# Data for this exercise
--
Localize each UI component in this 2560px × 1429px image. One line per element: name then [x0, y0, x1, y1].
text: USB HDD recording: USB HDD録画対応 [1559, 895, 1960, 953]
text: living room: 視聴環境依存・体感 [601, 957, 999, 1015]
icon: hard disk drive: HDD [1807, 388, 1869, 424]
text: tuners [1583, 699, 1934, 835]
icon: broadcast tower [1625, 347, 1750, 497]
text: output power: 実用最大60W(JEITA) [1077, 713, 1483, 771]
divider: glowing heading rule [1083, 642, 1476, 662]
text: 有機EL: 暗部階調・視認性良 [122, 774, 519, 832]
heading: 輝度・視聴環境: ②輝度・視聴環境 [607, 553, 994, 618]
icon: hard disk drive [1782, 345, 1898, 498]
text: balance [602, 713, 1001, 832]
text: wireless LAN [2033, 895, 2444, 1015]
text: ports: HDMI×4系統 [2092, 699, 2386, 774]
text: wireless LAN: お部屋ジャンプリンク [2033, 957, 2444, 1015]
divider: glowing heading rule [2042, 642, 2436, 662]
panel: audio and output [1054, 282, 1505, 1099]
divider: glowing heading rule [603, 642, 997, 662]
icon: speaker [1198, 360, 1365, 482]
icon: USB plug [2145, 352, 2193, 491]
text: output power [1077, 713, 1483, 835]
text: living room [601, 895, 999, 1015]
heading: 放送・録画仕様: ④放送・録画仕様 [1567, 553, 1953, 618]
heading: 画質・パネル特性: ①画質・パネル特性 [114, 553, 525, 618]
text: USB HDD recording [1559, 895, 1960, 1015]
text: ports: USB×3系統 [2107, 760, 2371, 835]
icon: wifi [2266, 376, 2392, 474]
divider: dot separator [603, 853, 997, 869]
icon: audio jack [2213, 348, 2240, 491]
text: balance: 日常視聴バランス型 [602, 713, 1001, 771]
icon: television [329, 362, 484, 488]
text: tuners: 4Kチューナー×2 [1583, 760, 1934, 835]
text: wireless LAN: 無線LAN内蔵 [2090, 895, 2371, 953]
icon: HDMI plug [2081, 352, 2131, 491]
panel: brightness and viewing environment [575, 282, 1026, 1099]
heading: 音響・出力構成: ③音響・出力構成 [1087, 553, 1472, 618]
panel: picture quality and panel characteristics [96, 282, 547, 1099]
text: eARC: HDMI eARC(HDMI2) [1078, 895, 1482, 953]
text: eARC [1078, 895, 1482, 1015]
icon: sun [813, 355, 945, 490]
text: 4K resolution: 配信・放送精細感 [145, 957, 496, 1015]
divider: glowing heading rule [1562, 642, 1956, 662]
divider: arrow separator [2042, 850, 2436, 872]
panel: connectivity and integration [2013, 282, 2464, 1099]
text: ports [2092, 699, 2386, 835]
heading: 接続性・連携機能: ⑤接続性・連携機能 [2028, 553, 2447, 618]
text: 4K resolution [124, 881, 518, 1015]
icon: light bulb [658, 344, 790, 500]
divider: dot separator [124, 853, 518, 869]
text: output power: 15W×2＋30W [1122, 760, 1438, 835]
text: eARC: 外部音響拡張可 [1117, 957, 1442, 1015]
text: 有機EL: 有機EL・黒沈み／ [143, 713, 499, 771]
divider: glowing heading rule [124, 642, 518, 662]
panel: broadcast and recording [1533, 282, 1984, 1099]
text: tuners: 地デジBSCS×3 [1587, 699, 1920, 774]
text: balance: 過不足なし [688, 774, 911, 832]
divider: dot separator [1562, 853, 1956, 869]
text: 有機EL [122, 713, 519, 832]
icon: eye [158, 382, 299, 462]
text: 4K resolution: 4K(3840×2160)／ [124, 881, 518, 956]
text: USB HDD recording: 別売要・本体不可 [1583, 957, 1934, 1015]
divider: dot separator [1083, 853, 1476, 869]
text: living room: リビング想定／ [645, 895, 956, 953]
--
# Short exercise
In the stretch from the start of the listing through the line containing "icon: hard disk drive: HDD", switch "hard disk drive" to "hard drive". Give back only those lines, with everything else left the same.

# Response to the exercise
Localize each UI component in this 2560px × 1429px image. One line per element: name then [x0, y0, x1, y1].
text: USB HDD recording: USB HDD録画対応 [1559, 895, 1960, 953]
text: living room: 視聴環境依存・体感 [601, 957, 999, 1015]
icon: hard drive: HDD [1807, 388, 1869, 424]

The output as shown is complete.